YOUR INSTRUCTIONS ▸ Transcribe all of the material below word for word and leave out its pictures.

DATA FOR THE TASK ▸
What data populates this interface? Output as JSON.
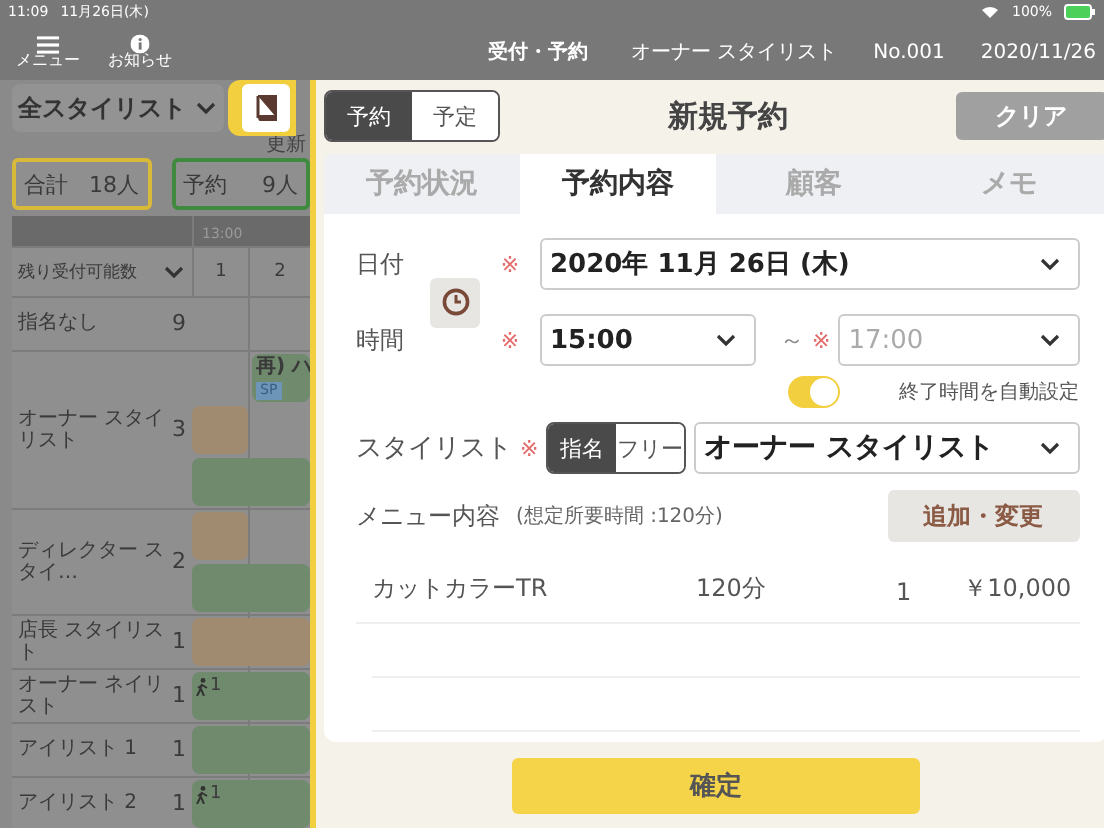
{
  "status_bar": {
    "time": "11:09",
    "date": "11月26日(木)",
    "battery": "100%"
  },
  "header": {
    "menu_label": "メニュー",
    "notice_label": "お知らせ",
    "title": "受付・予約",
    "staff": "オーナー スタイリスト",
    "number": "No.001",
    "date": "2020/11/26"
  },
  "left_pane": {
    "stylist_filter": "全スタイリスト",
    "refresh": "更新",
    "totals": [
      {
        "label": "合計",
        "value": "18人",
        "color": "#d9b93a"
      },
      {
        "label": "予約",
        "value": "9人",
        "color": "#3f8a3f"
      }
    ],
    "schedule": {
      "time_label": "13:00",
      "remaining_label": "残り受付可能数",
      "slots": [
        "1",
        "2"
      ],
      "rows": [
        {
          "name": "指名なし",
          "count": "9",
          "bookings": []
        },
        {
          "name": "オーナー スタイリスト",
          "count": "3",
          "bookings": [
            {
              "kind": "late",
              "color": "#6f8a6c",
              "label": "再) ハ",
              "tag": "SP"
            },
            {
              "kind": "early",
              "color": "#a08b70"
            },
            {
              "kind": "full",
              "color": "#6f8a6c"
            }
          ]
        },
        {
          "name": "ディレクター スタイ…",
          "count": "2",
          "bookings": [
            {
              "kind": "early",
              "color": "#a08b70"
            },
            {
              "kind": "full",
              "color": "#6f8a6c"
            }
          ]
        },
        {
          "name": "店長 スタイリスト",
          "count": "1",
          "bookings": [
            {
              "kind": "full",
              "color": "#a08b70"
            }
          ]
        },
        {
          "name": "オーナー ネイリスト",
          "count": "1",
          "bookings": [
            {
              "kind": "full",
              "color": "#6f8a6c",
              "count": "1"
            }
          ]
        },
        {
          "name": "アイリスト 1",
          "count": "1",
          "bookings": [
            {
              "kind": "full",
              "color": "#6f8a6c"
            }
          ]
        },
        {
          "name": "アイリスト 2",
          "count": "1",
          "bookings": [
            {
              "kind": "full",
              "color": "#6f8a6c",
              "count": "1"
            }
          ]
        }
      ]
    }
  },
  "booking_panel": {
    "modes": [
      {
        "label": "予約",
        "selected": true
      },
      {
        "label": "予定",
        "selected": false
      }
    ],
    "title": "新規予約",
    "clear_button": "クリア",
    "tabs": [
      {
        "label": "予約状況",
        "selected": false
      },
      {
        "label": "予約内容",
        "selected": true
      },
      {
        "label": "顧客",
        "selected": false
      },
      {
        "label": "メモ",
        "selected": false
      }
    ],
    "form": {
      "date": {
        "label": "日付",
        "mark": "※",
        "value": "2020年 11月 26日 (木)"
      },
      "time": {
        "label": "時間",
        "start_mark": "※",
        "start": "15:00",
        "separator": "～",
        "end_mark": "※",
        "end": "17:00"
      },
      "auto_end": {
        "label": "終了時間を自動設定",
        "on": true
      },
      "stylist": {
        "label": "スタイリスト",
        "mark": "※",
        "modes": [
          {
            "label": "指名",
            "selected": true
          },
          {
            "label": "フリー",
            "selected": false
          }
        ],
        "value": "オーナー スタイリスト"
      },
      "menu": {
        "label": "メニュー内容",
        "note": "(想定所要時間 :120分)",
        "button": "追加・変更",
        "items": [
          {
            "name": "カットカラーTR",
            "duration": "120分",
            "quantity": "1",
            "price": "￥10,000"
          }
        ]
      }
    },
    "confirm_button": "確定"
  }
}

FINAL RESULT ▸
What data populates this interface? Output as JSON.
{
  "status_bar": {
    "time": "11:09",
    "date": "11月26日(木)",
    "battery": "100%"
  },
  "header": {
    "menu_label": "メニュー",
    "notice_label": "お知らせ",
    "title": "受付・予約",
    "staff": "オーナー スタイリスト",
    "number": "No.001",
    "date": "2020/11/26"
  },
  "left_pane": {
    "stylist_filter": "全スタイリスト",
    "refresh": "更新",
    "totals": [
      {
        "label": "合計",
        "value": "18人",
        "color": "#d9b93a"
      },
      {
        "label": "予約",
        "value": "9人",
        "color": "#3f8a3f"
      }
    ],
    "schedule": {
      "time_label": "13:00",
      "remaining_label": "残り受付可能数",
      "slots": [
        "1",
        "2"
      ],
      "rows": [
        {
          "name": "指名なし",
          "count": "9",
          "bookings": []
        },
        {
          "name": "オーナー スタイリスト",
          "count": "3",
          "bookings": [
            {
              "kind": "late",
              "color": "#6f8a6c",
              "label": "再) ハ",
              "tag": "SP"
            },
            {
              "kind": "early",
              "color": "#a08b70"
            },
            {
              "kind": "full",
              "color": "#6f8a6c"
            }
          ]
        },
        {
          "name": "ディレクター スタイ…",
          "count": "2",
          "bookings": [
            {
              "kind": "early",
              "color": "#a08b70"
            },
            {
              "kind": "full",
              "color": "#6f8a6c"
            }
          ]
        },
        {
          "name": "店長 スタイリスト",
          "count": "1",
          "bookings": [
            {
              "kind": "full",
              "color": "#a08b70"
            }
          ]
        },
        {
          "name": "オーナー ネイリスト",
          "count": "1",
          "bookings": [
            {
              "kind": "full",
              "color": "#6f8a6c",
              "count": "1"
            }
          ]
        },
        {
          "name": "アイリスト 1",
          "count": "1",
          "bookings": [
            {
              "kind": "full",
              "color": "#6f8a6c"
            }
          ]
        },
        {
          "name": "アイリスト 2",
          "count": "1",
          "bookings": [
            {
              "kind": "full",
              "color": "#6f8a6c",
              "count": "1"
            }
          ]
        }
      ]
    }
  },
  "booking_panel": {
    "modes": [
      {
        "label": "予約",
        "selected": true
      },
      {
        "label": "予定",
        "selected": false
      }
    ],
    "title": "新規予約",
    "clear_button": "クリア",
    "tabs": [
      {
        "label": "予約状況",
        "selected": false
      },
      {
        "label": "予約内容",
        "selected": true
      },
      {
        "label": "顧客",
        "selected": false
      },
      {
        "label": "メモ",
        "selected": false
      }
    ],
    "form": {
      "date": {
        "label": "日付",
        "mark": "※",
        "value": "2020年 11月 26日 (木)"
      },
      "time": {
        "label": "時間",
        "start_mark": "※",
        "start": "15:00",
        "separator": "～",
        "end_mark": "※",
        "end": "17:00"
      },
      "auto_end": {
        "label": "終了時間を自動設定",
        "on": true
      },
      "stylist": {
        "label": "スタイリスト",
        "mark": "※",
        "modes": [
          {
            "label": "指名",
            "selected": true
          },
          {
            "label": "フリー",
            "selected": false
          }
        ],
        "value": "オーナー スタイリスト"
      },
      "menu": {
        "label": "メニュー内容",
        "note": "(想定所要時間 :120分)",
        "button": "追加・変更",
        "items": [
          {
            "name": "カットカラーTR",
            "duration": "120分",
            "quantity": "1",
            "price": "￥10,000"
          }
        ]
      }
    },
    "confirm_button": "確定"
  }
}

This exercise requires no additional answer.